BEGIN Information given

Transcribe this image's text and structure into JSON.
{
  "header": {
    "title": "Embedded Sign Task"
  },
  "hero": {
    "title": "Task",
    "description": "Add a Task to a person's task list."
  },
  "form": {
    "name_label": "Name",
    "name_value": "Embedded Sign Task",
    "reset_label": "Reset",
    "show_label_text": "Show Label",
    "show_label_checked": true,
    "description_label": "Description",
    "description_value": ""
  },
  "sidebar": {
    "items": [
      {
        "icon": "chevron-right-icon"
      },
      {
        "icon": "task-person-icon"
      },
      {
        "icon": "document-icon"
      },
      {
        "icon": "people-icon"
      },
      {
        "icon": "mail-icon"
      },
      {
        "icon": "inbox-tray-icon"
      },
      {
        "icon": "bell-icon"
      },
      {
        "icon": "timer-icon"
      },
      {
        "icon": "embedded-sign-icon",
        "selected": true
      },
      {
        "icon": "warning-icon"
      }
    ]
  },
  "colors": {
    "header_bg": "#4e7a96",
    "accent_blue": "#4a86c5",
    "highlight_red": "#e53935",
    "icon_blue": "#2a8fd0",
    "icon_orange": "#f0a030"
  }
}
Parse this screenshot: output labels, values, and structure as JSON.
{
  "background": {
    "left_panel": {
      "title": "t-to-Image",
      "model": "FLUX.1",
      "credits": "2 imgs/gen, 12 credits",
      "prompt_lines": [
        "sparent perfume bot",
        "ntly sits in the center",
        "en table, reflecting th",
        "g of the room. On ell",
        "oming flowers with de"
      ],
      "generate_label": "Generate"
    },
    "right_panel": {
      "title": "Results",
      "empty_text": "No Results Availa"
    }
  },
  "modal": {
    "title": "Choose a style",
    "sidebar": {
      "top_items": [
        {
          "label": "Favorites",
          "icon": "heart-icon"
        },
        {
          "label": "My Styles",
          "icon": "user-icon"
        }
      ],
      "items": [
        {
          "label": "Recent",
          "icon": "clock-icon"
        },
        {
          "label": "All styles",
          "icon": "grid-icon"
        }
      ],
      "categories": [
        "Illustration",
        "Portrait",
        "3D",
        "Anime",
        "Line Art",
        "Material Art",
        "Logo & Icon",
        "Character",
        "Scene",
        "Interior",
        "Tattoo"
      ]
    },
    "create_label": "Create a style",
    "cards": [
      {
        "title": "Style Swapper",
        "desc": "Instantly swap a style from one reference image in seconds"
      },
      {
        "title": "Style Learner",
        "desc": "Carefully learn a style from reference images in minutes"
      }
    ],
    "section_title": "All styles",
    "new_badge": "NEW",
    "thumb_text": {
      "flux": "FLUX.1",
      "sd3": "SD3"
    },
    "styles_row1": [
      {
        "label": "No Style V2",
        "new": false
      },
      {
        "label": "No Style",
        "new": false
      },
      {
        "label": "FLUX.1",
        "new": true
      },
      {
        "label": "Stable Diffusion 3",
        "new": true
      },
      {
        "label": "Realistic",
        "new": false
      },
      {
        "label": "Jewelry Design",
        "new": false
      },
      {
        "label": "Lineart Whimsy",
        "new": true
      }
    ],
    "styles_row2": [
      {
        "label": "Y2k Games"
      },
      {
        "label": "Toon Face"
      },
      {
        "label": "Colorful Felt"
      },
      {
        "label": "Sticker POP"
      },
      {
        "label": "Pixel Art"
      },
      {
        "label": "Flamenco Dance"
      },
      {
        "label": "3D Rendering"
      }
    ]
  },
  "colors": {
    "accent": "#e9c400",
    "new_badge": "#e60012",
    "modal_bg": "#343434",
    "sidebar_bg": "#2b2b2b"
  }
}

END Information given

> **Task description**
Go through the listing and copy all of it exactly.

> **Written solution**
Transcribe this image's text and structure into JSON.
{
  "header": {
    "title": "Embedded Sign Task"
  },
  "hero": {
    "title": "Task",
    "description": "Add a Task to a person's task list."
  },
  "form": {
    "name_label": "Name",
    "name_value": "Embedded Sign Task",
    "reset_label": "Reset",
    "show_label_text": "Show Label",
    "show_label_checked": true,
    "description_label": "Description",
    "description_value": ""
  },
  "sidebar": {
    "items": [
      {
        "icon": "chevron-right-icon"
      },
      {
        "icon": "task-person-icon"
      },
      {
        "icon": "document-icon"
      },
      {
        "icon": "people-icon"
      },
      {
        "icon": "mail-icon"
      },
      {
        "icon": "inbox-tray-icon"
      },
      {
        "icon": "bell-icon"
      },
      {
        "icon": "timer-icon"
      },
      {
        "icon": "embedded-sign-icon",
        "selected": true
      },
      {
        "icon": "warning-icon"
      }
    ]
  },
  "colors": {
    "header_bg": "#4e7a96",
    "accent_blue": "#4a86c5",
    "highlight_red": "#e53935",
    "icon_blue": "#2a8fd0",
    "icon_orange": "#f0a030"
  }
}
Parse this screenshot: output labels, values, and structure as JSON.
{
  "background": {
    "left_panel": {
      "title": "t-to-Image",
      "model": "FLUX.1",
      "credits": "2 imgs/gen, 12 credits",
      "prompt_lines": [
        "sparent perfume bot",
        "ntly sits in the center",
        "en table, reflecting th",
        "g of the room. On ell",
        "oming flowers with de"
      ],
      "generate_label": "Generate"
    },
    "right_panel": {
      "title": "Results",
      "empty_text": "No Results Availa"
    }
  },
  "modal": {
    "title": "Choose a style",
    "sidebar": {
      "top_items": [
        {
          "label": "Favorites",
          "icon": "heart-icon"
        },
        {
          "label": "My Styles",
          "icon": "user-icon"
        }
      ],
      "items": [
        {
          "label": "Recent",
          "icon": "clock-icon"
        },
        {
          "label": "All styles",
          "icon": "grid-icon"
        }
      ],
      "categories": [
        "Illustration",
        "Portrait",
        "3D",
        "Anime",
        "Line Art",
        "Material Art",
        "Logo & Icon",
        "Character",
        "Scene",
        "Interior",
        "Tattoo"
      ]
    },
    "create_label": "Create a style",
    "cards": [
      {
        "title": "Style Swapper",
        "desc": "Instantly swap a style from one reference image in seconds"
      },
      {
        "title": "Style Learner",
        "desc": "Carefully learn a style from reference images in minutes"
      }
    ],
    "section_title": "All styles",
    "new_badge": "NEW",
    "thumb_text": {
      "flux": "FLUX.1",
      "sd3": "SD3"
    },
    "styles_row1": [
      {
        "label": "No Style V2",
        "new": false
      },
      {
        "label": "No Style",
        "new": false
      },
      {
        "label": "FLUX.1",
        "new": true
      },
      {
        "label": "Stable Diffusion 3",
        "new": true
      },
      {
        "label": "Realistic",
        "new": false
      },
      {
        "label": "Jewelry Design",
        "new": false
      },
      {
        "label": "Lineart Whimsy",
        "new": true
      }
    ],
    "styles_row2": [
      {
        "label": "Y2k Games"
      },
      {
        "label": "Toon Face"
      },
      {
        "label": "Colorful Felt"
      },
      {
        "label": "Sticker POP"
      },
      {
        "label": "Pixel Art"
      },
      {
        "label": "Flamenco Dance"
      },
      {
        "label": "3D Rendering"
      }
    ]
  },
  "colors": {
    "accent": "#e9c400",
    "new_badge": "#e60012",
    "modal_bg": "#343434",
    "sidebar_bg": "#2b2b2b"
  }
}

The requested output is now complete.